→ EXERCISE PROMPT
Leave the pictures out and print every record below exactly as it stands.

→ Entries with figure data
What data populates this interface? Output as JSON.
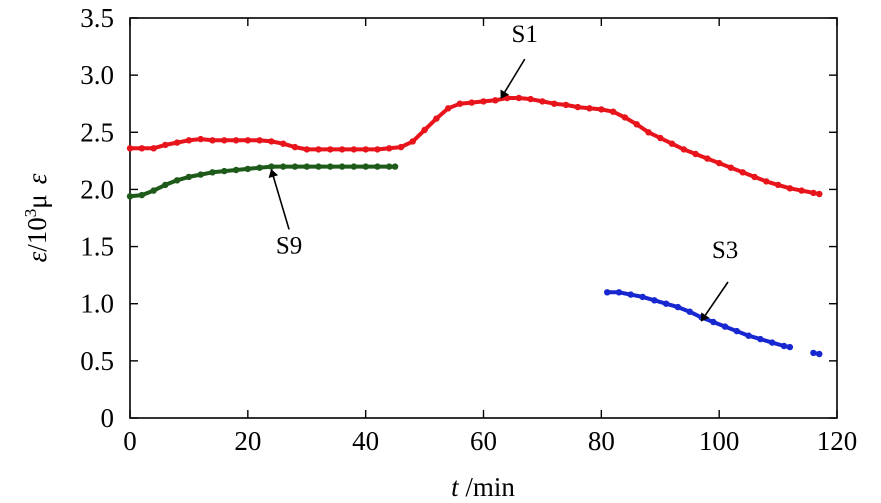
{
  "chart_data": {
    "type": "scatter",
    "xlabel": "t /min",
    "xlabel_italic": "t",
    "xlabel_rest": " /min",
    "ylabel_parts": [
      "ε",
      "/10",
      "3",
      "μ",
      "ε"
    ],
    "xlim": [
      0,
      120
    ],
    "ylim": [
      0,
      3.5
    ],
    "xticks": [
      0,
      20,
      40,
      60,
      80,
      100,
      120
    ],
    "yticks": [
      0,
      0.5,
      1.0,
      1.5,
      2.0,
      2.5,
      3.0,
      3.5
    ],
    "xtick_labels": [
      "0",
      "20",
      "40",
      "60",
      "80",
      "100",
      "120"
    ],
    "ytick_labels": [
      "0",
      "0.5",
      "1.0",
      "1.5",
      "2.0",
      "2.5",
      "3.0",
      "3.5"
    ],
    "grid": false,
    "series": [
      {
        "name": "S1",
        "color": "#e8141b",
        "points": [
          [
            0,
            2.36
          ],
          [
            2,
            2.36
          ],
          [
            4,
            2.36
          ],
          [
            6,
            2.39
          ],
          [
            8,
            2.41
          ],
          [
            10,
            2.43
          ],
          [
            12,
            2.44
          ],
          [
            14,
            2.43
          ],
          [
            16,
            2.43
          ],
          [
            18,
            2.43
          ],
          [
            20,
            2.43
          ],
          [
            22,
            2.43
          ],
          [
            24,
            2.42
          ],
          [
            26,
            2.4
          ],
          [
            28,
            2.37
          ],
          [
            30,
            2.35
          ],
          [
            32,
            2.35
          ],
          [
            34,
            2.35
          ],
          [
            36,
            2.35
          ],
          [
            38,
            2.35
          ],
          [
            40,
            2.35
          ],
          [
            42,
            2.35
          ],
          [
            44,
            2.36
          ],
          [
            46,
            2.37
          ],
          [
            48,
            2.42
          ],
          [
            50,
            2.52
          ],
          [
            52,
            2.62
          ],
          [
            54,
            2.71
          ],
          [
            56,
            2.75
          ],
          [
            58,
            2.76
          ],
          [
            60,
            2.77
          ],
          [
            62,
            2.78
          ],
          [
            64,
            2.8
          ],
          [
            66,
            2.8
          ],
          [
            68,
            2.79
          ],
          [
            70,
            2.77
          ],
          [
            72,
            2.75
          ],
          [
            74,
            2.74
          ],
          [
            76,
            2.72
          ],
          [
            78,
            2.71
          ],
          [
            80,
            2.7
          ],
          [
            82,
            2.68
          ],
          [
            84,
            2.63
          ],
          [
            86,
            2.57
          ],
          [
            88,
            2.5
          ],
          [
            90,
            2.45
          ],
          [
            92,
            2.4
          ],
          [
            94,
            2.35
          ],
          [
            96,
            2.31
          ],
          [
            98,
            2.27
          ],
          [
            100,
            2.23
          ],
          [
            102,
            2.19
          ],
          [
            104,
            2.15
          ],
          [
            106,
            2.11
          ],
          [
            108,
            2.07
          ],
          [
            110,
            2.04
          ],
          [
            112,
            2.01
          ],
          [
            114,
            1.99
          ],
          [
            116,
            1.97
          ],
          [
            117,
            1.96
          ]
        ]
      },
      {
        "name": "S9",
        "color": "#1e5a1a",
        "points": [
          [
            0,
            1.94
          ],
          [
            2,
            1.95
          ],
          [
            4,
            1.99
          ],
          [
            6,
            2.04
          ],
          [
            8,
            2.08
          ],
          [
            10,
            2.11
          ],
          [
            12,
            2.13
          ],
          [
            14,
            2.15
          ],
          [
            16,
            2.16
          ],
          [
            18,
            2.17
          ],
          [
            20,
            2.18
          ],
          [
            22,
            2.19
          ],
          [
            24,
            2.2
          ],
          [
            26,
            2.2
          ],
          [
            28,
            2.2
          ],
          [
            30,
            2.2
          ],
          [
            32,
            2.2
          ],
          [
            34,
            2.2
          ],
          [
            36,
            2.2
          ],
          [
            38,
            2.2
          ],
          [
            40,
            2.2
          ],
          [
            42,
            2.2
          ],
          [
            44,
            2.2
          ],
          [
            45,
            2.2
          ]
        ]
      },
      {
        "name": "S3",
        "color": "#1828d0",
        "points": [
          [
            81,
            1.1
          ],
          [
            83,
            1.1
          ],
          [
            85,
            1.08
          ],
          [
            87,
            1.06
          ],
          [
            89,
            1.03
          ],
          [
            91,
            1.0
          ],
          [
            93,
            0.97
          ],
          [
            95,
            0.93
          ],
          [
            97,
            0.88
          ],
          [
            99,
            0.84
          ],
          [
            101,
            0.8
          ],
          [
            103,
            0.76
          ],
          [
            105,
            0.72
          ],
          [
            107,
            0.69
          ],
          [
            109,
            0.66
          ],
          [
            111,
            0.63
          ],
          [
            112,
            0.62
          ],
          [
            116,
            0.57
          ],
          [
            117,
            0.56
          ]
        ]
      }
    ],
    "annotations": [
      {
        "text": "S1",
        "series": "S1",
        "label_at": [
          67,
          3.29
        ],
        "arrow_from": [
          67,
          3.14
        ],
        "arrow_to": [
          63,
          2.8
        ]
      },
      {
        "text": "S9",
        "series": "S9",
        "label_at": [
          27,
          1.44
        ],
        "arrow_from": [
          27,
          1.65
        ],
        "arrow_to": [
          24,
          2.17
        ]
      },
      {
        "text": "S3",
        "series": "S3",
        "label_at": [
          101,
          1.4
        ],
        "arrow_from": [
          101.5,
          1.19
        ],
        "arrow_to": [
          97,
          0.85
        ]
      }
    ]
  }
}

→ SOLUTION FOR THIS PROBLEM
What data populates this interface? Output as JSON.
{
  "chart_data": {
    "type": "scatter",
    "xlabel": "t /min",
    "xlabel_italic": "t",
    "xlabel_rest": " /min",
    "ylabel_parts": [
      "ε",
      "/10",
      "3",
      "μ",
      "ε"
    ],
    "xlim": [
      0,
      120
    ],
    "ylim": [
      0,
      3.5
    ],
    "xticks": [
      0,
      20,
      40,
      60,
      80,
      100,
      120
    ],
    "yticks": [
      0,
      0.5,
      1.0,
      1.5,
      2.0,
      2.5,
      3.0,
      3.5
    ],
    "xtick_labels": [
      "0",
      "20",
      "40",
      "60",
      "80",
      "100",
      "120"
    ],
    "ytick_labels": [
      "0",
      "0.5",
      "1.0",
      "1.5",
      "2.0",
      "2.5",
      "3.0",
      "3.5"
    ],
    "grid": false,
    "series": [
      {
        "name": "S1",
        "color": "#e8141b",
        "points": [
          [
            0,
            2.36
          ],
          [
            2,
            2.36
          ],
          [
            4,
            2.36
          ],
          [
            6,
            2.39
          ],
          [
            8,
            2.41
          ],
          [
            10,
            2.43
          ],
          [
            12,
            2.44
          ],
          [
            14,
            2.43
          ],
          [
            16,
            2.43
          ],
          [
            18,
            2.43
          ],
          [
            20,
            2.43
          ],
          [
            22,
            2.43
          ],
          [
            24,
            2.42
          ],
          [
            26,
            2.4
          ],
          [
            28,
            2.37
          ],
          [
            30,
            2.35
          ],
          [
            32,
            2.35
          ],
          [
            34,
            2.35
          ],
          [
            36,
            2.35
          ],
          [
            38,
            2.35
          ],
          [
            40,
            2.35
          ],
          [
            42,
            2.35
          ],
          [
            44,
            2.36
          ],
          [
            46,
            2.37
          ],
          [
            48,
            2.42
          ],
          [
            50,
            2.52
          ],
          [
            52,
            2.62
          ],
          [
            54,
            2.71
          ],
          [
            56,
            2.75
          ],
          [
            58,
            2.76
          ],
          [
            60,
            2.77
          ],
          [
            62,
            2.78
          ],
          [
            64,
            2.8
          ],
          [
            66,
            2.8
          ],
          [
            68,
            2.79
          ],
          [
            70,
            2.77
          ],
          [
            72,
            2.75
          ],
          [
            74,
            2.74
          ],
          [
            76,
            2.72
          ],
          [
            78,
            2.71
          ],
          [
            80,
            2.7
          ],
          [
            82,
            2.68
          ],
          [
            84,
            2.63
          ],
          [
            86,
            2.57
          ],
          [
            88,
            2.5
          ],
          [
            90,
            2.45
          ],
          [
            92,
            2.4
          ],
          [
            94,
            2.35
          ],
          [
            96,
            2.31
          ],
          [
            98,
            2.27
          ],
          [
            100,
            2.23
          ],
          [
            102,
            2.19
          ],
          [
            104,
            2.15
          ],
          [
            106,
            2.11
          ],
          [
            108,
            2.07
          ],
          [
            110,
            2.04
          ],
          [
            112,
            2.01
          ],
          [
            114,
            1.99
          ],
          [
            116,
            1.97
          ],
          [
            117,
            1.96
          ]
        ]
      },
      {
        "name": "S9",
        "color": "#1e5a1a",
        "points": [
          [
            0,
            1.94
          ],
          [
            2,
            1.95
          ],
          [
            4,
            1.99
          ],
          [
            6,
            2.04
          ],
          [
            8,
            2.08
          ],
          [
            10,
            2.11
          ],
          [
            12,
            2.13
          ],
          [
            14,
            2.15
          ],
          [
            16,
            2.16
          ],
          [
            18,
            2.17
          ],
          [
            20,
            2.18
          ],
          [
            22,
            2.19
          ],
          [
            24,
            2.2
          ],
          [
            26,
            2.2
          ],
          [
            28,
            2.2
          ],
          [
            30,
            2.2
          ],
          [
            32,
            2.2
          ],
          [
            34,
            2.2
          ],
          [
            36,
            2.2
          ],
          [
            38,
            2.2
          ],
          [
            40,
            2.2
          ],
          [
            42,
            2.2
          ],
          [
            44,
            2.2
          ],
          [
            45,
            2.2
          ]
        ]
      },
      {
        "name": "S3",
        "color": "#1828d0",
        "points": [
          [
            81,
            1.1
          ],
          [
            83,
            1.1
          ],
          [
            85,
            1.08
          ],
          [
            87,
            1.06
          ],
          [
            89,
            1.03
          ],
          [
            91,
            1.0
          ],
          [
            93,
            0.97
          ],
          [
            95,
            0.93
          ],
          [
            97,
            0.88
          ],
          [
            99,
            0.84
          ],
          [
            101,
            0.8
          ],
          [
            103,
            0.76
          ],
          [
            105,
            0.72
          ],
          [
            107,
            0.69
          ],
          [
            109,
            0.66
          ],
          [
            111,
            0.63
          ],
          [
            112,
            0.62
          ],
          [
            116,
            0.57
          ],
          [
            117,
            0.56
          ]
        ]
      }
    ],
    "annotations": [
      {
        "text": "S1",
        "series": "S1",
        "label_at": [
          67,
          3.29
        ],
        "arrow_from": [
          67,
          3.14
        ],
        "arrow_to": [
          63,
          2.8
        ]
      },
      {
        "text": "S9",
        "series": "S9",
        "label_at": [
          27,
          1.44
        ],
        "arrow_from": [
          27,
          1.65
        ],
        "arrow_to": [
          24,
          2.17
        ]
      },
      {
        "text": "S3",
        "series": "S3",
        "label_at": [
          101,
          1.4
        ],
        "arrow_from": [
          101.5,
          1.19
        ],
        "arrow_to": [
          97,
          0.85
        ]
      }
    ]
  }
}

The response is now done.